### GIVEN TEXT
━━━━━━━━━━━━━━━━
You are right to expect %d to print an integer as an integer, requiring no precision or field width specification, rather than in exponential notation (%e). There is a reason why sprintf fails to display this integer as an integer. Here's why (and more).
From the sprintf documentation, this is the output format that %d specifies:
Integer, signed; %d or %i;
Base 10
The keyword here is signed. This does specify an integer printed in decimal (base 10) notation, but the sign takes up one bit! The largest integer you (and %d) can represent with a 64-bit signed integer (i.e. int64) is 2^63-1 (check with intmax('int64')). And since (2^32 - 1) * (2^32 - 1) > 2^63-1, sprintf falls back to exponential notation (%e). But don't take my word for it:
>> sprintf('%d',uint64(2^63)-1)
ans =
9223372036854775807
>> sprintf('%d',uint64(2^63))
ans =
9.223372e+18
The solution is to use the unsigned integer format: %u.
>> sprintf('%u',uint64(2^63))
━━━━━━━━━━━━━━━━
### DATASET ENTRIES
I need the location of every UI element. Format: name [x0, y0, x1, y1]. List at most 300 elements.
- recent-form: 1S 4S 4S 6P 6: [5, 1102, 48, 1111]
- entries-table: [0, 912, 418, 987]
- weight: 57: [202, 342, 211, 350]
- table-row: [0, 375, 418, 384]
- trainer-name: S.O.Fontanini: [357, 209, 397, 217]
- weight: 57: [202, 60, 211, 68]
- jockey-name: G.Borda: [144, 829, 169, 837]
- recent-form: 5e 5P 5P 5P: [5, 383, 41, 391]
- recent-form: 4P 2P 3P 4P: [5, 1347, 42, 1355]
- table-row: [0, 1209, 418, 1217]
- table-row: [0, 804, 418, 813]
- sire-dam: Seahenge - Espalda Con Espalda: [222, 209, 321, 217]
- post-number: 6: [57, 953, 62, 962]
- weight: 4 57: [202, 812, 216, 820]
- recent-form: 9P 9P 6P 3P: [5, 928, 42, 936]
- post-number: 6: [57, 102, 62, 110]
━━━━━━━━━━━━━━━━
### WORK INSTRUCTIONS
(1) Reproduce the portion of the sprintf explanation from "From the sprintf" up to and including "integer format: %u.".
(2) In the sprintf explanation, which format is given as the solution for printing the integer?
(3) Resume the sprintf explanation from its final line.

### WRITTEN ANSWERS
(1)
From the sprintf documentation, this is the output format that %d specifies:
Integer, signed; %d or %i;
Base 10
The keyword here is signed. This does specify an integer printed in decimal (base 10) notation, but the sign takes up one bit! The largest integer you (and %d) can represent with a 64-bit signed integer (i.e. int64) is 2^63-1 (check with intmax('int64')). And since (2^32 - 1) * (2^32 - 1) > 2^63-1, sprintf falls back to exponential notation (%e). But don't take my word for it:
>> sprintf('%d',uint64(2^63)-1)
ans =
9223372036854775807
>> sprintf('%d',uint64(2^63))
ans =
9.223372e+18
The solution is to use the unsigned integer format: %u.

(2) The unsigned integer format, %u.

(3)
ans =
9223372036854775808
With (2^32 - 1) * (2^32 - 1), the issue is less subtle, but the solution is the same:
>> val = (2^32 - 1) * (2^32 - 1); % > 2^63-1
>> sprintf('%u',val)
ans =
18446744065119617024
This answers the question, but this is still wrong. This time it's not sprintf's fault. Double precision (64-bit) floating point numbers can only represent integers up to 2^53 without loss of precision1. Since the default data type in MATLAB is double, val is stored as a double. To ensure no loss of precision, use the uint64 type:
>> valUI = uint64(2^32 - 1) * uint64(2^32 - 1)
>> sprintf('%u',valUI)
ans =
18446744065119617025
Close. double almost got lucky.
1This value of 2^53 (or 9,007,199,254,740,992) can be verified by flintmax('double').